= ISO/IEC 7813 =

International standard for cash cards and credit cards

ISO/IEC 7813 is an international standard codified by the International Organization for Standardization and International Electrotechnical Commission that defines properties of financial transaction cards, such as ATM or credit cards.

==Scope==
The standard defines:
- physical characteristics, such as size, shape, location of magnetic stripe, etc.
- magnetic track data structures

==Physical characteristics==
ISO/IEC 7813 specifies the following physical characteristics of the card, mostly by reference to other standards:

- Embossed characters
  by reference to ISO/IEC 7811
- Embossing of expiration date
  the format (MM/YY or MM-YY)

====================

Stated exercise 1: Please explain in one to three sentences how the ISO/IEC 7813 text says the standard sets the rules for embossed characters.
Stated exercise 2: Summarize the ISO/IEC 7813 text in two sentences.

Information provided:
====================

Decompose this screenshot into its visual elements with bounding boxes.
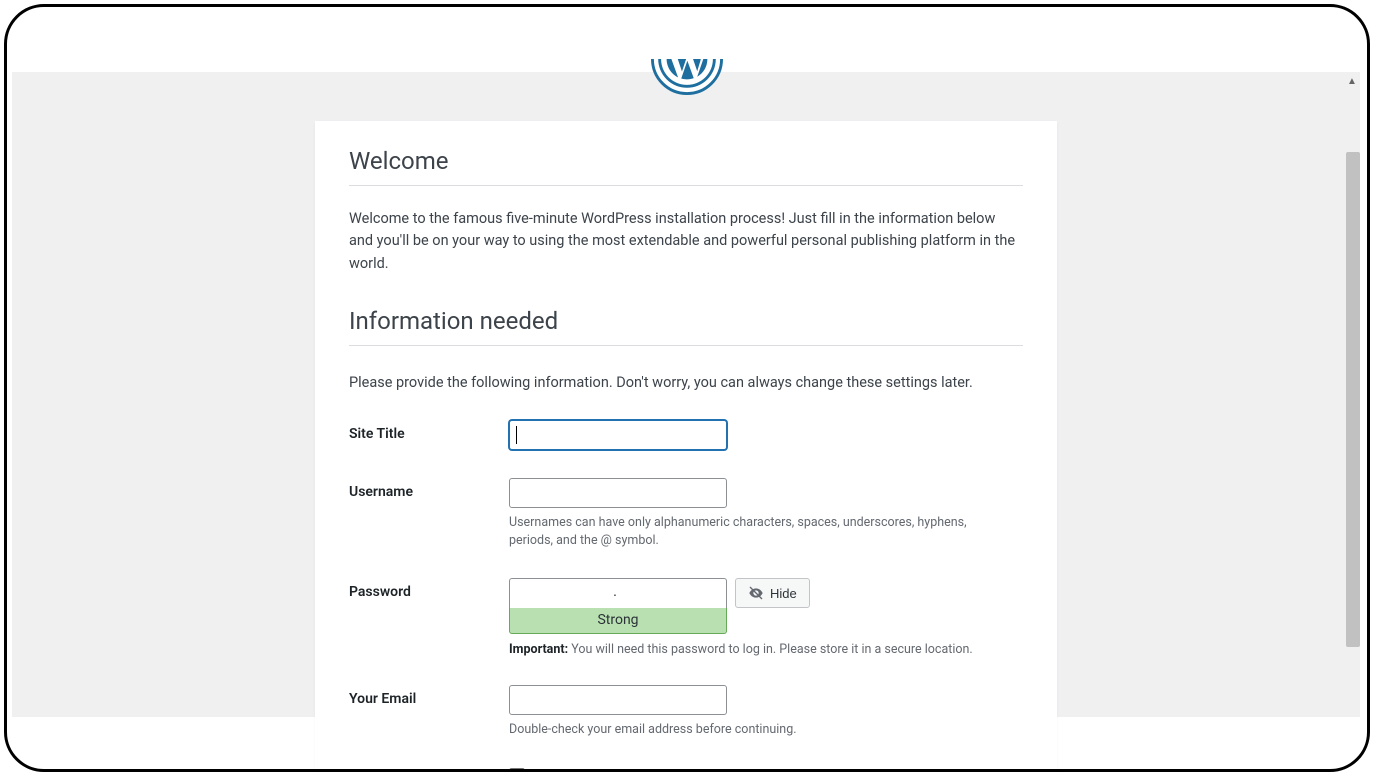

====================

Solution 1: ISO/IEC 7813 covers embossed characters by reference to another standard, ISO/IEC 7811. This fits the text's statement that the standard specifies a card's physical characteristics mostly by reference to other standards.

Solution 2: ISO/IEC 7813 is an international standard from the International Organization for Standardization and the International Electrotechnical Commission that defines properties of financial transaction cards, such as ATM or credit cards. It covers the cards' physical characteristics, mostly by reference to other standards, along with magnetic track data structures.